YOUR TASK ▸
From the entries below, please gather each line containing the string "that".

(Recorded data)
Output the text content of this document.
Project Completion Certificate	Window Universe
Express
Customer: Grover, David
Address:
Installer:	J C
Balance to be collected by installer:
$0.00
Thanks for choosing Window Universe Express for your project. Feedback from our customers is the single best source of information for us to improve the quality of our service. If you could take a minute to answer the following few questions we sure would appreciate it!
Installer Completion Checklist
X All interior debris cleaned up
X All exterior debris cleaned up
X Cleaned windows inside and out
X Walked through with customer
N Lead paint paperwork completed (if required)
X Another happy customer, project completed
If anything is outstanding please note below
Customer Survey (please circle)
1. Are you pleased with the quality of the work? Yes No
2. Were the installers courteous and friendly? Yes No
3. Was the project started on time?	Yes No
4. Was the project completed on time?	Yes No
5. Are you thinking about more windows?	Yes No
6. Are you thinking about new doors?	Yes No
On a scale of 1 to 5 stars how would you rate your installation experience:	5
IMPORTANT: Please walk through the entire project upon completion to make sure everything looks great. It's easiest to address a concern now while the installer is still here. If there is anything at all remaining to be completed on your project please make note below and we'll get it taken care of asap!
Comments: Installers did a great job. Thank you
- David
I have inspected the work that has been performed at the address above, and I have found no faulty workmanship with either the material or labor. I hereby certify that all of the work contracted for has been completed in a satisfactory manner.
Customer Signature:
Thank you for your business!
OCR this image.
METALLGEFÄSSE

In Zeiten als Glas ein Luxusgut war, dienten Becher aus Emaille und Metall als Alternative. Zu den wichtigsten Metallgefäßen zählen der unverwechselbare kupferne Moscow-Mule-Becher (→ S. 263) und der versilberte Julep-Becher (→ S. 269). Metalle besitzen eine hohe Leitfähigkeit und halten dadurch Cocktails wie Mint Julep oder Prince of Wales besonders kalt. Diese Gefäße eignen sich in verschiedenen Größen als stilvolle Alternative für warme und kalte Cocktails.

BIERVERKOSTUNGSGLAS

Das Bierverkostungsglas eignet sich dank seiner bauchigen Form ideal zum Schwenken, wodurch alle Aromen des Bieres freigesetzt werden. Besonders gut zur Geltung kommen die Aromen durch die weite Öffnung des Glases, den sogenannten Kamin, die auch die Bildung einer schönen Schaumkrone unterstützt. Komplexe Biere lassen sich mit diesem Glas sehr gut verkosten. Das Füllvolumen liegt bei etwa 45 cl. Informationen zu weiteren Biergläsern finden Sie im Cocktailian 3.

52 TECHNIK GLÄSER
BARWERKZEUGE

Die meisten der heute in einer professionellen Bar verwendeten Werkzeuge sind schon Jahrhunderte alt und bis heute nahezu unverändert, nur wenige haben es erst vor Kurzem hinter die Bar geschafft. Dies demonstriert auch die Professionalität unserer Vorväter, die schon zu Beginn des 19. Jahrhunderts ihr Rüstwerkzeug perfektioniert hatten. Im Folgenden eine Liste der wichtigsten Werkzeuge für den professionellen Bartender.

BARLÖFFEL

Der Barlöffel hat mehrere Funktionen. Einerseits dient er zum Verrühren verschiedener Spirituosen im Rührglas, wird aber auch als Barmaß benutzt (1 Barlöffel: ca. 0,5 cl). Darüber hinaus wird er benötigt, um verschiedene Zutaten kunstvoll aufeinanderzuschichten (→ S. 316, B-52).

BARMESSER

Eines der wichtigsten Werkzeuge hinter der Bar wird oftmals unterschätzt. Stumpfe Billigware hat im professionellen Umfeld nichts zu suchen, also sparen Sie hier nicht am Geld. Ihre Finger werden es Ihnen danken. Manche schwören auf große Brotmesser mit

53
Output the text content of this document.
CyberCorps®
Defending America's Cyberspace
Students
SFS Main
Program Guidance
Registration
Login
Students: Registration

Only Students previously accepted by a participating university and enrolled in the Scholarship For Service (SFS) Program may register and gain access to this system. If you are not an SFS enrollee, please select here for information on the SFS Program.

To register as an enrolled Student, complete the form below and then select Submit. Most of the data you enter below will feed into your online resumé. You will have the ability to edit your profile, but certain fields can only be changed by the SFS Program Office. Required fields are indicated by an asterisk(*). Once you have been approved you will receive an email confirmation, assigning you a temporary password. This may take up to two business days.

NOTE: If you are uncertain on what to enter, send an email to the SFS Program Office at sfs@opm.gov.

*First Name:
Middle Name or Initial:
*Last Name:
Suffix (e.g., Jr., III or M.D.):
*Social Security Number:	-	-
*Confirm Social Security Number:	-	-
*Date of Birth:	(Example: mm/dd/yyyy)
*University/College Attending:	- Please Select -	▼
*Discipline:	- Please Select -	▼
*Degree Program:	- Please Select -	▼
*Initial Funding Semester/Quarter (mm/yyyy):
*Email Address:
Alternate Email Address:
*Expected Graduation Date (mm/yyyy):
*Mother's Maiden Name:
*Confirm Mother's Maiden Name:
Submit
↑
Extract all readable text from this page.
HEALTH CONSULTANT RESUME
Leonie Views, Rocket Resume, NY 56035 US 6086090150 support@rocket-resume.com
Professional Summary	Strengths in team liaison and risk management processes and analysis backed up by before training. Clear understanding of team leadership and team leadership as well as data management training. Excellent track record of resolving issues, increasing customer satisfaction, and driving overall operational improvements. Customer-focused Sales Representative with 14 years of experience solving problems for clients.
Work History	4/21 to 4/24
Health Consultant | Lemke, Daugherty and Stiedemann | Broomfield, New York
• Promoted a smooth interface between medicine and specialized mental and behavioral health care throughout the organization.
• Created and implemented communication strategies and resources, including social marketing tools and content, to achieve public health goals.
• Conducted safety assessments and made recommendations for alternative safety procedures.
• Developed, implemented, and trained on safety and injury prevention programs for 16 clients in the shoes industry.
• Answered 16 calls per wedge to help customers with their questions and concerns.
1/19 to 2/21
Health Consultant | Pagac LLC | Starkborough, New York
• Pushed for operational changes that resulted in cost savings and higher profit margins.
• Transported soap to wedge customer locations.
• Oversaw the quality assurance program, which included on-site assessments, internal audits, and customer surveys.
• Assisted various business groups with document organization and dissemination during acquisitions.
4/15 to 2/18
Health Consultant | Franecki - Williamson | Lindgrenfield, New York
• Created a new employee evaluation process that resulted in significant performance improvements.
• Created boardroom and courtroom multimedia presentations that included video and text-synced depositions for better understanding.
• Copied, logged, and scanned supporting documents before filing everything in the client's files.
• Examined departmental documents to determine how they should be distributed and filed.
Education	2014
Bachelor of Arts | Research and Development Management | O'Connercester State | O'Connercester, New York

ANSWER FOR THIS EXERCISE ▸
I have inspected the work that has been performed at the address above, and I have found no faulty workmanship with either the material or labor. I hereby certify that all of the work contracted for has been completed in a satisfactory manner.
• Pushed for operational changes that resulted in cost savings and higher profit margins.
• Created a new employee evaluation process that resulted in significant performance improvements.
• Created boardroom and courtroom multimedia presentations that included video and text-synced depositions for better understanding.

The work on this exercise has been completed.